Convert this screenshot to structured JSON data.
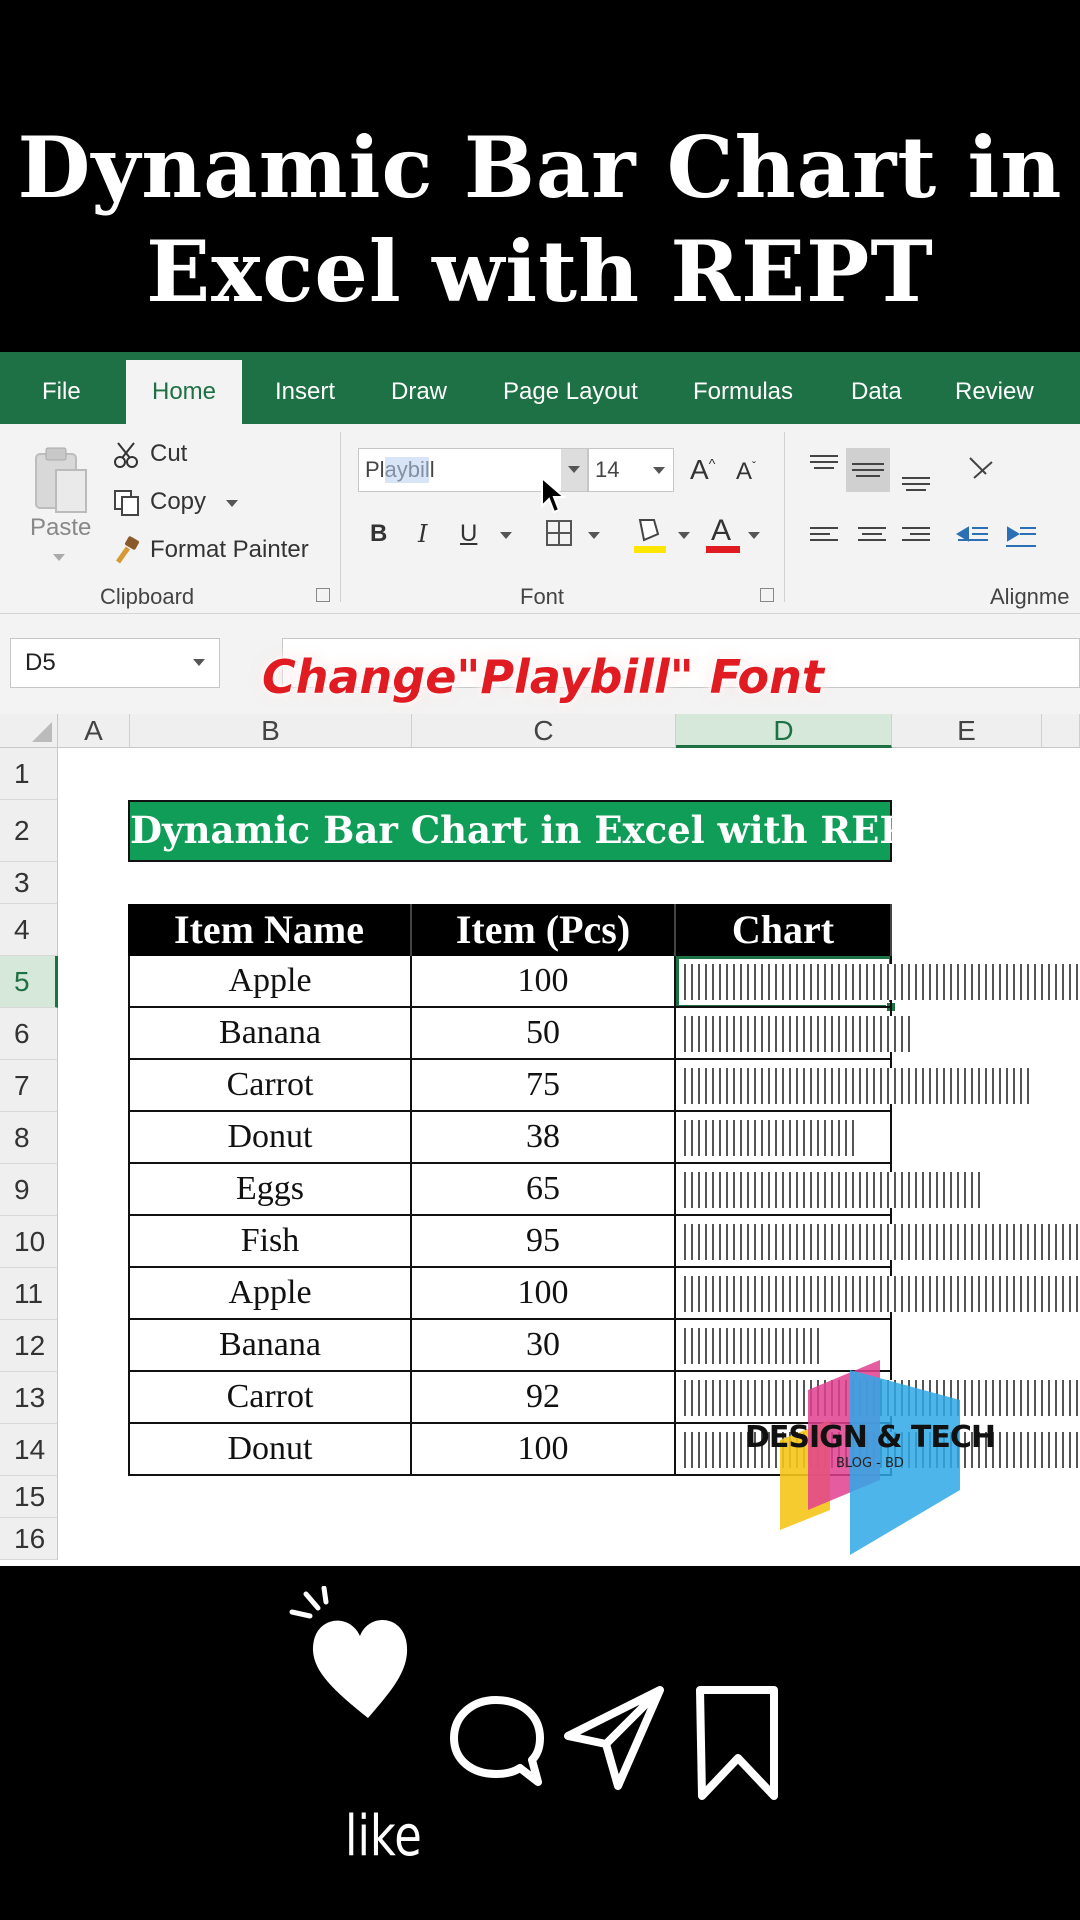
{
  "title": {
    "line1": "Dynamic Bar Chart in",
    "line2": "Excel with REPT"
  },
  "tabs": [
    "File",
    "Home",
    "Insert",
    "Draw",
    "Page Layout",
    "Formulas",
    "Data",
    "Review"
  ],
  "active_tab": "Home",
  "clipboard": {
    "paste": "Paste",
    "cut": "Cut",
    "copy": "Copy",
    "format_painter": "Format Painter",
    "group": "Clipboard"
  },
  "font": {
    "name_value": "Playbill",
    "size_value": "14",
    "bold": "B",
    "italic": "I",
    "underline": "U",
    "group": "Font"
  },
  "alignment": {
    "group": "Alignme"
  },
  "name_box": "D5",
  "caption": "Change\"Playbill\" Font",
  "columns": [
    "A",
    "B",
    "C",
    "D",
    "E"
  ],
  "rows": [
    "1",
    "2",
    "3",
    "4",
    "5",
    "6",
    "7",
    "8",
    "9",
    "10",
    "11",
    "12",
    "13",
    "14",
    "15",
    "16"
  ],
  "banner": "Dynamic Bar Chart in Excel with REPT",
  "table": {
    "headers": [
      "Item Name",
      "Item (Pcs)",
      "Chart"
    ],
    "items": [
      {
        "name": "Apple",
        "pcs": 100
      },
      {
        "name": "Banana",
        "pcs": 50
      },
      {
        "name": "Carrot",
        "pcs": 75
      },
      {
        "name": "Donut",
        "pcs": 38
      },
      {
        "name": "Eggs",
        "pcs": 65
      },
      {
        "name": "Fish",
        "pcs": 95
      },
      {
        "name": "Apple",
        "pcs": 100
      },
      {
        "name": "Banana",
        "pcs": 30
      },
      {
        "name": "Carrot",
        "pcs": 92
      },
      {
        "name": "Donut",
        "pcs": 100
      }
    ]
  },
  "logo": {
    "name": "DESIGN & TECH",
    "sub": "BLOG - BD"
  },
  "social": {
    "like": "like"
  },
  "colors": {
    "excel_green": "#1e7145",
    "banner_green": "#0f9d58",
    "caption_red": "#e11b22"
  }
}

....

◆ **DIRECTIONS FOR THIS TASK**:
Write out each line again precisely as it appears, skipping every picture.

◆ **CORRECT ANSWER**:
Convert this screenshot to structured JSON data.
{
  "title": {
    "line1": "Dynamic Bar Chart in",
    "line2": "Excel with REPT"
  },
  "tabs": [
    "File",
    "Home",
    "Insert",
    "Draw",
    "Page Layout",
    "Formulas",
    "Data",
    "Review"
  ],
  "active_tab": "Home",
  "clipboard": {
    "paste": "Paste",
    "cut": "Cut",
    "copy": "Copy",
    "format_painter": "Format Painter",
    "group": "Clipboard"
  },
  "font": {
    "name_value": "Playbill",
    "size_value": "14",
    "bold": "B",
    "italic": "I",
    "underline": "U",
    "group": "Font"
  },
  "alignment": {
    "group": "Alignme"
  },
  "name_box": "D5",
  "caption": "Change\"Playbill\" Font",
  "columns": [
    "A",
    "B",
    "C",
    "D",
    "E"
  ],
  "rows": [
    "1",
    "2",
    "3",
    "4",
    "5",
    "6",
    "7",
    "8",
    "9",
    "10",
    "11",
    "12",
    "13",
    "14",
    "15",
    "16"
  ],
  "banner": "Dynamic Bar Chart in Excel with REPT",
  "table": {
    "headers": [
      "Item Name",
      "Item (Pcs)",
      "Chart"
    ],
    "items": [
      {
        "name": "Apple",
        "pcs": 100
      },
      {
        "name": "Banana",
        "pcs": 50
      },
      {
        "name": "Carrot",
        "pcs": 75
      },
      {
        "name": "Donut",
        "pcs": 38
      },
      {
        "name": "Eggs",
        "pcs": 65
      },
      {
        "name": "Fish",
        "pcs": 95
      },
      {
        "name": "Apple",
        "pcs": 100
      },
      {
        "name": "Banana",
        "pcs": 30
      },
      {
        "name": "Carrot",
        "pcs": 92
      },
      {
        "name": "Donut",
        "pcs": 100
      }
    ]
  },
  "logo": {
    "name": "DESIGN & TECH",
    "sub": "BLOG - BD"
  },
  "social": {
    "like": "like"
  },
  "colors": {
    "excel_green": "#1e7145",
    "banner_green": "#0f9d58",
    "caption_red": "#e11b22"
  }
}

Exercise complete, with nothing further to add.